### TO DO
Take each line containing the word "research" and copy it.

### AVAILABLE RECORDS
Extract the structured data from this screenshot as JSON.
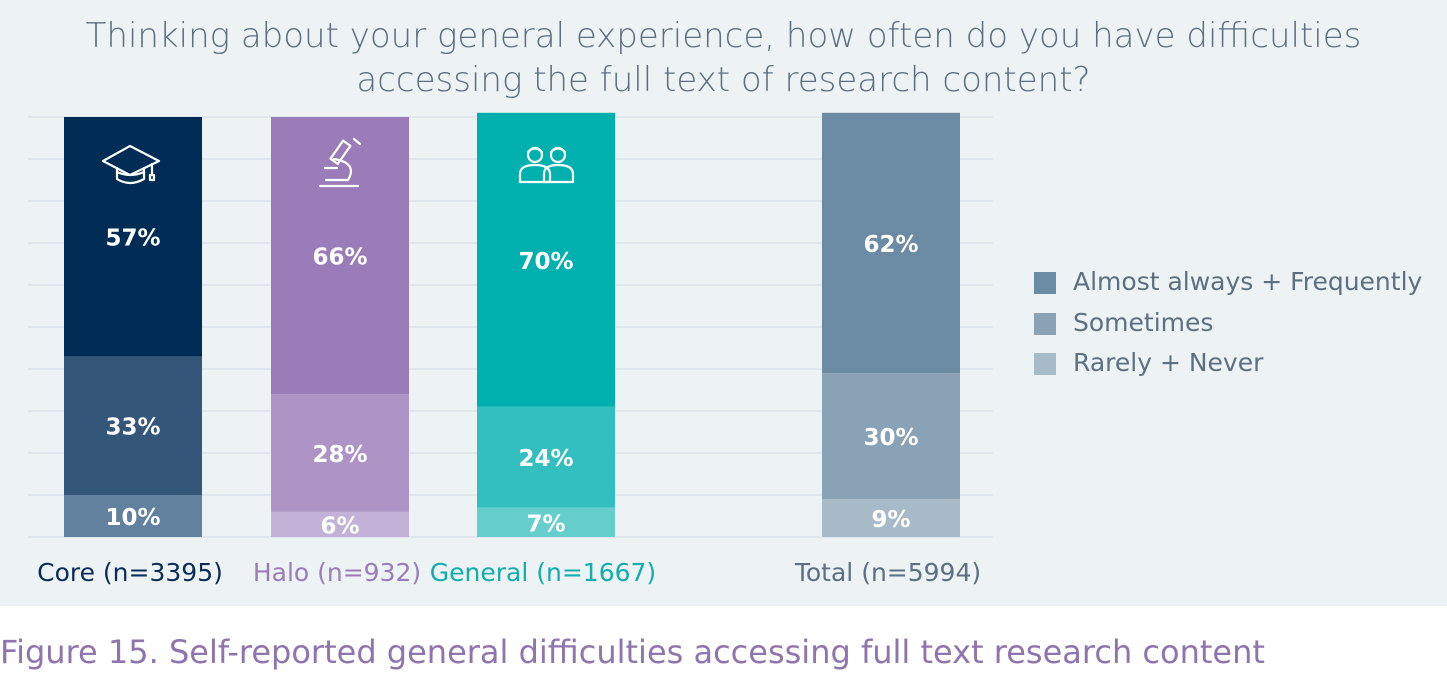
{
  "title_line1": "Thinking about your general experience, how often do you have difficulties",
  "title_line2": "accessing the full text of research content?",
  "caption": "Figure 15. Self-reported general difficulties accessing full text research content",
  "chart_data": {
    "type": "bar",
    "stacked": true,
    "unit": "%",
    "ylim": [
      0,
      100
    ],
    "grid": true,
    "legend_position": "right",
    "categories": [
      "Core (n=3395)",
      "Halo (n=932)",
      "General (n=1667)",
      "Total (n=5994)"
    ],
    "category_colors": [
      "#0b2c55",
      "#9a7db8",
      "#00b0af",
      "#6a8ba3"
    ],
    "icons": [
      "graduation-cap-icon",
      "microscope-icon",
      "people-icon",
      null
    ],
    "series": [
      {
        "name": "Rarely + Never",
        "values": [
          10,
          6,
          7,
          9
        ]
      },
      {
        "name": "Sometimes",
        "values": [
          33,
          28,
          24,
          30
        ]
      },
      {
        "name": "Almost always + Frequently",
        "values": [
          57,
          66,
          70,
          62
        ]
      }
    ],
    "segment_colors": [
      [
        "#61819e",
        "#335679",
        "#012c56"
      ],
      [
        "#c3b1d7",
        "#ad93c6",
        "#9a7db8"
      ],
      [
        "#66cfcd",
        "#33bfbf",
        "#00b0af"
      ],
      [
        "#a6bac7",
        "#89a2b5",
        "#6a8ba3"
      ]
    ],
    "legend_colors": [
      "#6a8ba3",
      "#89a2b5",
      "#a6bac7"
    ]
  }
}
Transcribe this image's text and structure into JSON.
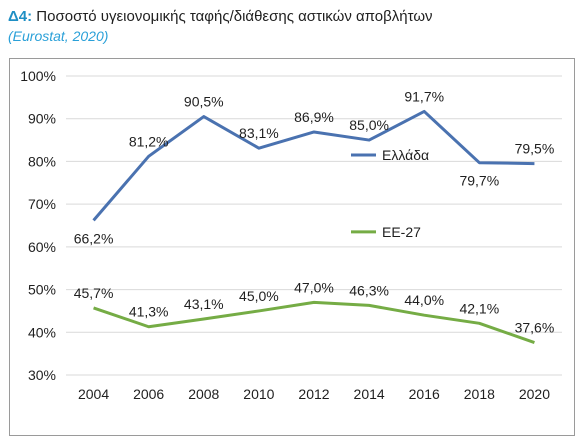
{
  "header": {
    "title_prefix": "Δ4:",
    "title_text": "Ποσοστό υγειονομικής ταφής/διάθεσης αστικών αποβλήτων",
    "subtitle": "(Eurostat, 2020)"
  },
  "colors": {
    "accent": "#1f8fc4",
    "series_greece": "#4a72b0",
    "series_eu": "#75ac45",
    "grid": "#d9d9d9",
    "text": "#1f1f1f"
  },
  "chart_data": {
    "type": "line",
    "x": [
      2004,
      2006,
      2008,
      2010,
      2012,
      2014,
      2016,
      2018,
      2020
    ],
    "x_tick_labels": [
      "2004",
      "2006",
      "2008",
      "2010",
      "2012",
      "2014",
      "2016",
      "2018",
      "2020"
    ],
    "y_tick_labels": [
      "30%",
      "40%",
      "50%",
      "60%",
      "70%",
      "80%",
      "90%",
      "100%"
    ],
    "y_ticks": [
      30,
      40,
      50,
      60,
      70,
      80,
      90,
      100
    ],
    "ylim": [
      30,
      100
    ],
    "grid": "horizontal",
    "legend_position": "right",
    "series": [
      {
        "name": "Ελλάδα",
        "color": "#4a72b0",
        "values": [
          66.2,
          81.2,
          90.5,
          83.1,
          86.9,
          85.0,
          91.7,
          79.7,
          79.5
        ],
        "labels": [
          "66,2%",
          "81,2%",
          "90,5%",
          "83,1%",
          "86,9%",
          "85,0%",
          "91,7%",
          "79,7%",
          "79,5%"
        ]
      },
      {
        "name": "ΕΕ-27",
        "color": "#75ac45",
        "values": [
          45.7,
          41.3,
          43.1,
          45.0,
          47.0,
          46.3,
          44.0,
          42.1,
          37.6
        ],
        "labels": [
          "45,7%",
          "41,3%",
          "43,1%",
          "45,0%",
          "47,0%",
          "46,3%",
          "44,0%",
          "42,1%",
          "37,6%"
        ]
      }
    ]
  }
}
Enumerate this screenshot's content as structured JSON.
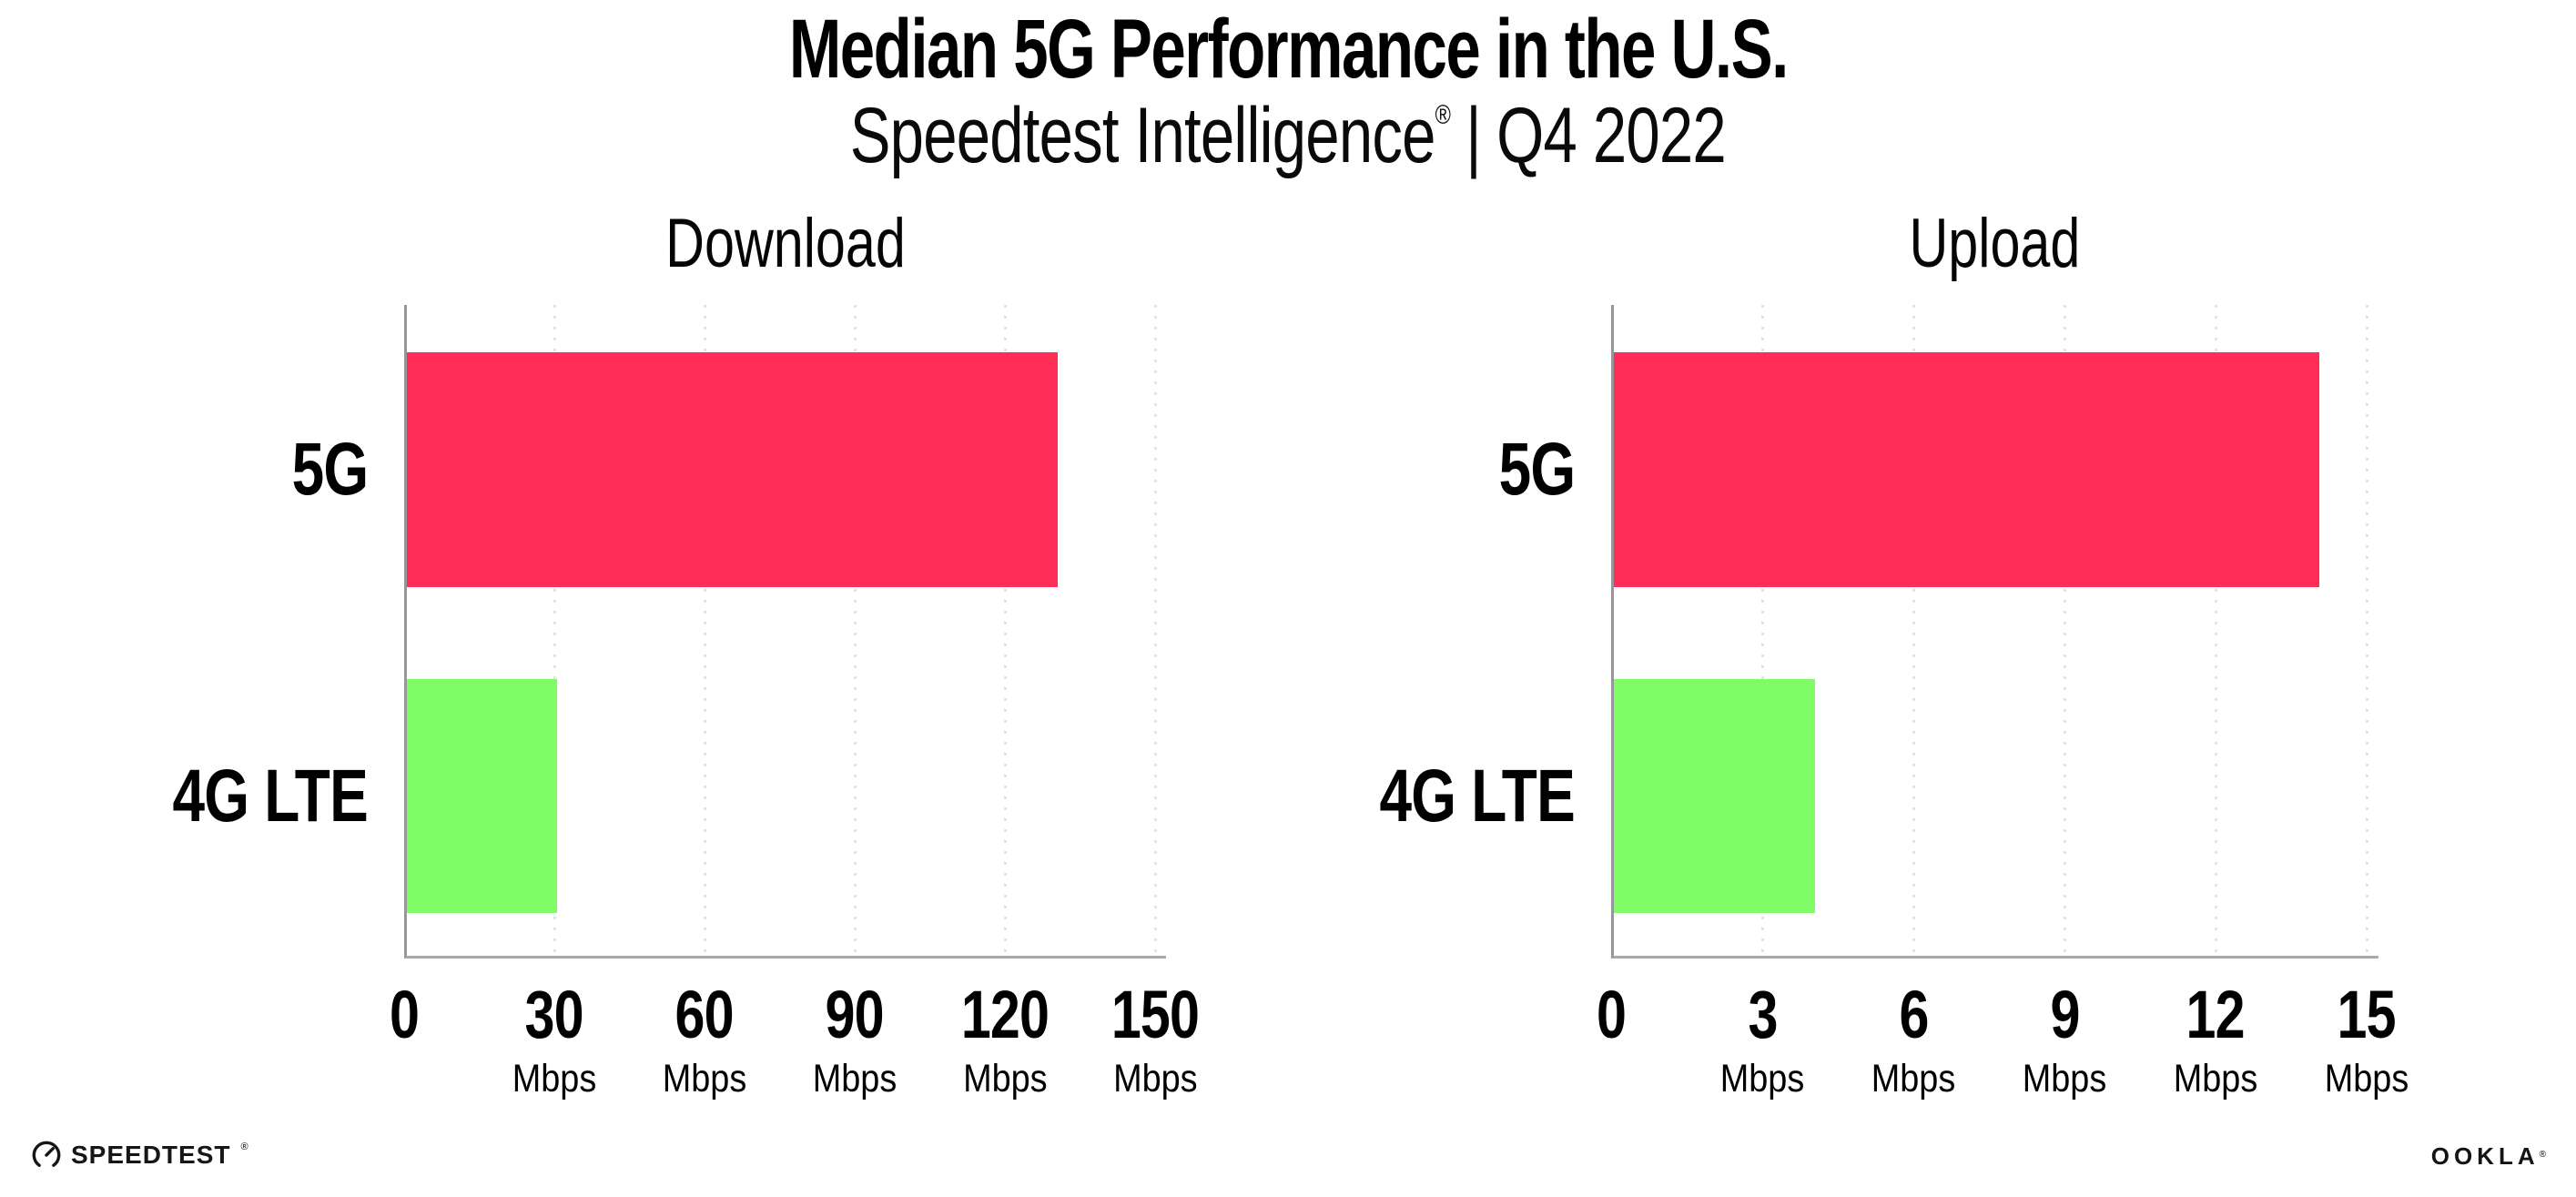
{
  "header": {
    "title": "Median 5G Performance in the U.S.",
    "subtitle_brand": "Speedtest Intelligence",
    "subtitle_reg": "®",
    "subtitle_sep": "|",
    "subtitle_period": "Q4 2022"
  },
  "chart_data": [
    {
      "type": "bar",
      "orientation": "horizontal",
      "title": "Download",
      "categories": [
        "5G",
        "4G LTE"
      ],
      "values": [
        130,
        30
      ],
      "unit": "Mbps",
      "xlim": [
        0,
        150
      ],
      "ticks": [
        0,
        30,
        60,
        90,
        120,
        150
      ],
      "bar_colors": [
        "#FF2D58",
        "#80FC66"
      ],
      "grid": "dotted-vertical",
      "legend": "none"
    },
    {
      "type": "bar",
      "orientation": "horizontal",
      "title": "Upload",
      "categories": [
        "5G",
        "4G LTE"
      ],
      "values": [
        14,
        4
      ],
      "unit": "Mbps",
      "xlim": [
        0,
        15
      ],
      "ticks": [
        0,
        3,
        6,
        9,
        12,
        15
      ],
      "bar_colors": [
        "#FF2D58",
        "#80FC66"
      ],
      "grid": "dotted-vertical",
      "legend": "none"
    }
  ],
  "footer": {
    "speedtest_label": "SPEEDTEST",
    "speedtest_reg": "®",
    "gauge_icon": "speedtest-gauge-icon",
    "ookla_label": "OOKLA",
    "ookla_reg": "®"
  },
  "colors": {
    "bar_5g": "#FF2D58",
    "bar_4g_lte": "#80FC66",
    "axis_line": "#a8a8ad",
    "gridline_dot": "#e1e2ec",
    "text": "#000000"
  }
}
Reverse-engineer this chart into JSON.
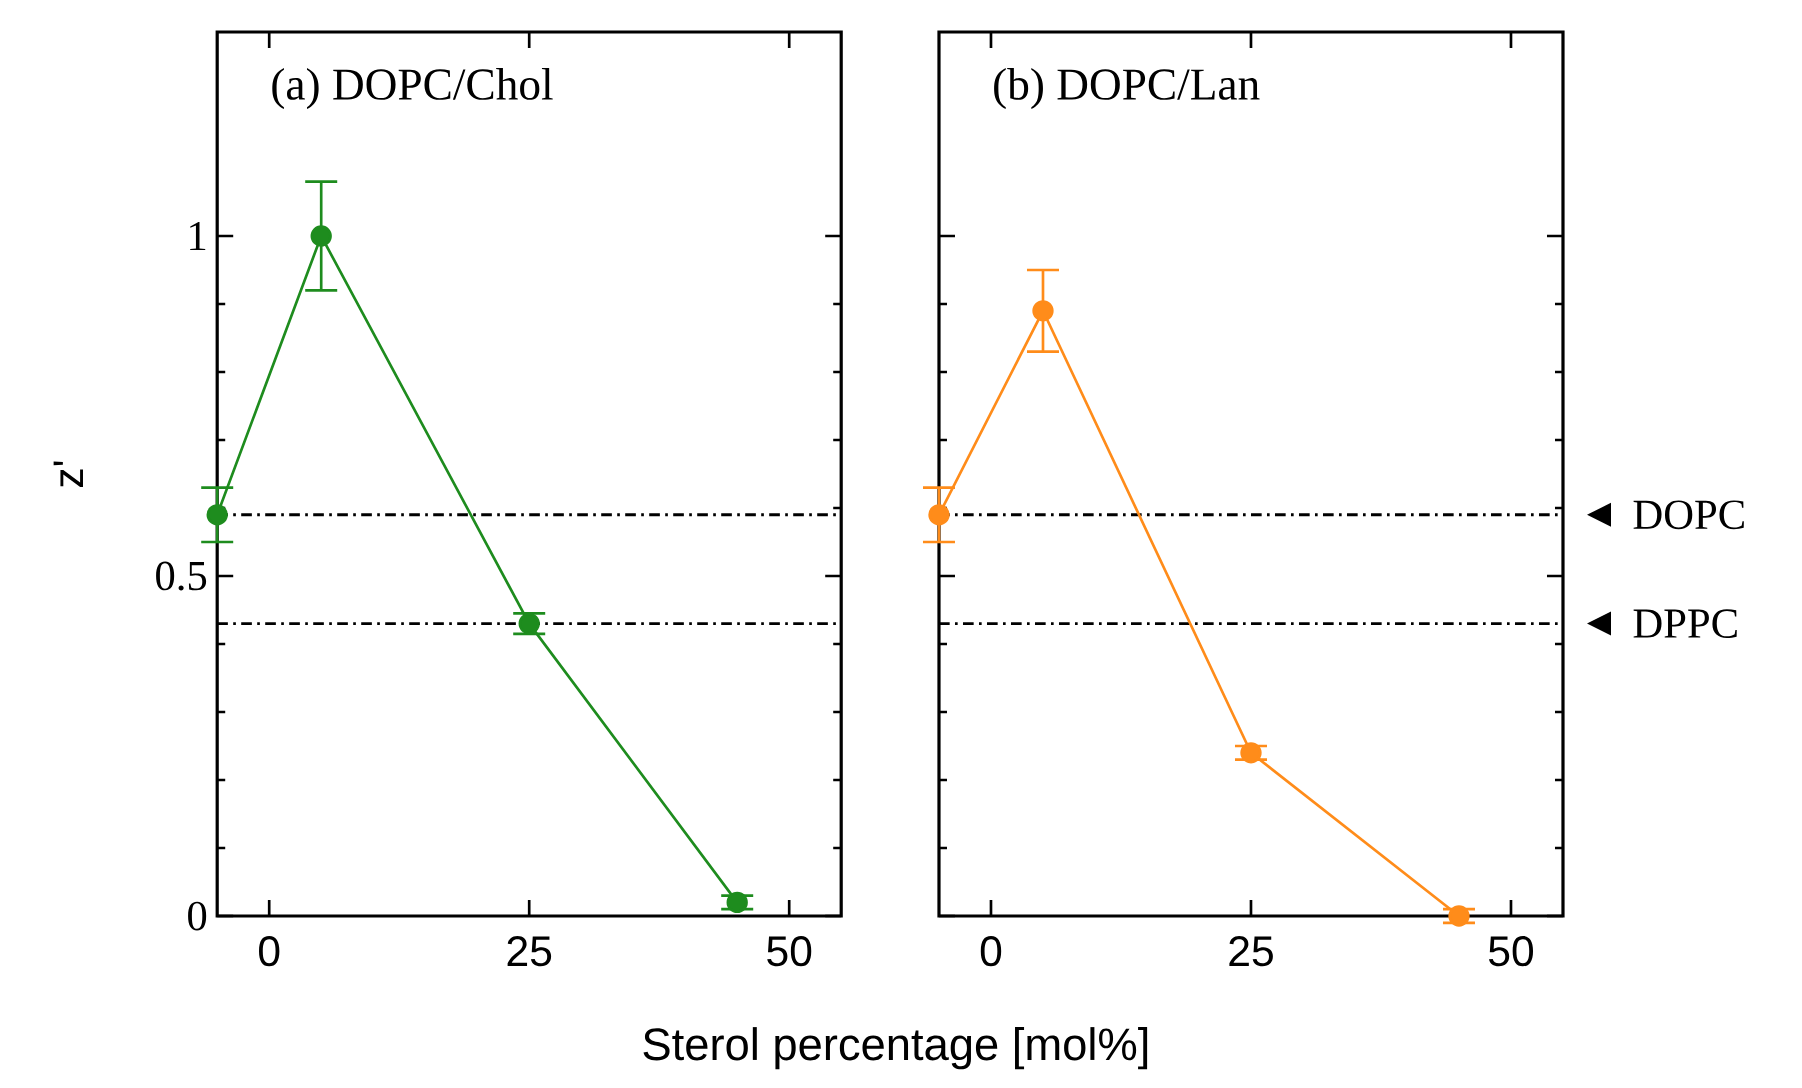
{
  "chart_data": [
    {
      "type": "line",
      "title": "(a) DOPC/Chol",
      "ylabel": "z'",
      "x": [
        -5,
        5,
        25,
        45
      ],
      "series": [
        {
          "color": "#1e8c1e",
          "values": [
            0.59,
            1.0,
            0.43,
            0.02
          ],
          "errors": [
            0.04,
            0.08,
            0.015,
            0.01
          ]
        }
      ],
      "xlim": [
        -5,
        55
      ],
      "ylim": [
        0,
        1.3
      ],
      "xticks": [
        0,
        25,
        50
      ],
      "yticks": [
        0,
        0.5,
        1
      ],
      "marker": "circle",
      "ref_lines": [
        {
          "axis": "y",
          "value": 0.59,
          "line_style": "dashed"
        },
        {
          "axis": "y",
          "value": 0.43,
          "line_style": "dashed"
        }
      ]
    },
    {
      "type": "line",
      "title": "(b) DOPC/Lan",
      "xlabel": "Sterol percentage [mol%]",
      "x": [
        -5,
        5,
        25,
        45
      ],
      "series": [
        {
          "color": "#ff8c1a",
          "values": [
            0.59,
            0.89,
            0.24,
            0.0
          ],
          "errors": [
            0.04,
            0.06,
            0.01,
            0.01
          ]
        }
      ],
      "xlim": [
        -5,
        55
      ],
      "ylim": [
        0,
        1.3
      ],
      "xticks": [
        0,
        25,
        50
      ],
      "yticks": [
        0,
        0.5,
        1
      ],
      "marker": "circle",
      "tick_labels": "x",
      "ref_lines": [
        {
          "axis": "y",
          "value": 0.59,
          "line_style": "dashed",
          "label": "DOPC"
        },
        {
          "axis": "y",
          "value": 0.43,
          "line_style": "dashed",
          "label": "DPPC"
        }
      ]
    }
  ]
}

### FULL RESPONSE
  "title_line2": "accessing the full text of research content?",
  "caption": "Figure 15. Self-reported general difficulties accessing full text research content",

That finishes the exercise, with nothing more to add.